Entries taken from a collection

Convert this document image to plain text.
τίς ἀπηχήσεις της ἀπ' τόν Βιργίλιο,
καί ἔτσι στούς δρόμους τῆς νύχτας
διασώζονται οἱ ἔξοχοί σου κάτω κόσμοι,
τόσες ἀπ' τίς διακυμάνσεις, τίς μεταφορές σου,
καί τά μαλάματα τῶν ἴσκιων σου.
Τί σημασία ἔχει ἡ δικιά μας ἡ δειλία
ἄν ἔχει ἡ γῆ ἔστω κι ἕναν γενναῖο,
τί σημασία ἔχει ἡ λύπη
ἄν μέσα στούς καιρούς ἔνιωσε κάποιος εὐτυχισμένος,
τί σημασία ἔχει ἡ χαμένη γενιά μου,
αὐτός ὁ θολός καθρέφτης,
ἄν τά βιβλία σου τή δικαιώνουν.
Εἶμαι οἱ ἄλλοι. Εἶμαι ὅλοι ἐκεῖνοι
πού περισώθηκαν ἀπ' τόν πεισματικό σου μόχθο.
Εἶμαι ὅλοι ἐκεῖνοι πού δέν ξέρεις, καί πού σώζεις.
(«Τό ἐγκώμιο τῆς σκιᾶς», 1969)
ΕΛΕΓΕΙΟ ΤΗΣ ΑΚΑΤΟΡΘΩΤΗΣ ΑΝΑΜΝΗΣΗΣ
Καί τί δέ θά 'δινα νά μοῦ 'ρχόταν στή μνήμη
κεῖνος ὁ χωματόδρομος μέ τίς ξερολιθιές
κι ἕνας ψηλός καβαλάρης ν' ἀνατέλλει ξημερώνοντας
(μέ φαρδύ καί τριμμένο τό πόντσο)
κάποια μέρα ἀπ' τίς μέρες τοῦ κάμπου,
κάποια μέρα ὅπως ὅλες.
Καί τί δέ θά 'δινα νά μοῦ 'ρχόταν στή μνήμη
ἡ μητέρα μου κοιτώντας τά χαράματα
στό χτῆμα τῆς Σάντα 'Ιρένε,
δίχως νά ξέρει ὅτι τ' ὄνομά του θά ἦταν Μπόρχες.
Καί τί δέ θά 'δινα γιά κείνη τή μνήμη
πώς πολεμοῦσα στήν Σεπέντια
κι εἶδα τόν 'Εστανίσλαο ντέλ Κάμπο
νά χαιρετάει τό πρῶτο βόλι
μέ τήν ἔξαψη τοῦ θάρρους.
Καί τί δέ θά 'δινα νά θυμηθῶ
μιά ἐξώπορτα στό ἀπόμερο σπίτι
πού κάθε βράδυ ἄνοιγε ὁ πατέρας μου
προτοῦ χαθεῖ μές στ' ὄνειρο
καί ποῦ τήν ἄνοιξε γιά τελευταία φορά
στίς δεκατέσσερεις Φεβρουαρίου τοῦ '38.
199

TASK OBJECTIVE: Using the listing above, please repeat every entry exactly.

PROBLEM SOLUTION:
Convert this document image to plain text.
τίς ἀπηχήσεις της ἀπ' τόν Βιργίλιο,
καί ἔτσι στούς δρόμους τῆς νύχτας
διασώζονται οἱ ἔξοχοί σου κάτω κόσμοι,
τόσες ἀπ' τίς διακυμάνσεις, τίς μεταφορές σου,
καί τά μαλάματα τῶν ἴσκιων σου.
Τί σημασία ἔχει ἡ δικιά μας ἡ δειλία
ἄν ἔχει ἡ γῆ ἔστω κι ἕναν γενναῖο,
τί σημασία ἔχει ἡ λύπη
ἄν μέσα στούς καιρούς ἔνιωσε κάποιος εὐτυχισμένος,
τί σημασία ἔχει ἡ χαμένη γενιά μου,
αὐτός ὁ θολός καθρέφτης,
ἄν τά βιβλία σου τή δικαιώνουν.
Εἶμαι οἱ ἄλλοι. Εἶμαι ὅλοι ἐκεῖνοι
πού περισώθηκαν ἀπ' τόν πεισματικό σου μόχθο.
Εἶμαι ὅλοι ἐκεῖνοι πού δέν ξέρεις, καί πού σώζεις.
(«Τό ἐγκώμιο τῆς σκιᾶς», 1969)
ΕΛΕΓΕΙΟ ΤΗΣ ΑΚΑΤΟΡΘΩΤΗΣ ΑΝΑΜΝΗΣΗΣ
Καί τί δέ θά 'δινα νά μοῦ 'ρχόταν στή μνήμη
κεῖνος ὁ χωματόδρομος μέ τίς ξερολιθιές
κι ἕνας ψηλός καβαλάρης ν' ἀνατέλλει ξημερώνοντας
(μέ φαρδύ καί τριμμένο τό πόντσο)
κάποια μέρα ἀπ' τίς μέρες τοῦ κάμπου,
κάποια μέρα ὅπως ὅλες.
Καί τί δέ θά 'δινα νά μοῦ 'ρχόταν στή μνήμη
ἡ μητέρα μου κοιτώντας τά χαράματα
στό χτῆμα τῆς Σάντα 'Ιρένε,
δίχως νά ξέρει ὅτι τ' ὄνομά του θά ἦταν Μπόρχες.
Καί τί δέ θά 'δινα γιά κείνη τή μνήμη
πώς πολεμοῦσα στήν Σεπέντια
κι εἶδα τόν 'Εστανίσλαο ντέλ Κάμπο
νά χαιρετάει τό πρῶτο βόλι
μέ τήν ἔξαψη τοῦ θάρρους.
Καί τί δέ θά 'δινα νά θυμηθῶ
μιά ἐξώπορτα στό ἀπόμερο σπίτι
πού κάθε βράδυ ἄνοιγε ὁ πατέρας μου
προτοῦ χαθεῖ μές στ' ὄνειρο
καί ποῦ τήν ἄνοιξε γιά τελευταία φορά
στίς δεκατέσσερεις Φεβρουαρίου τοῦ '38.
199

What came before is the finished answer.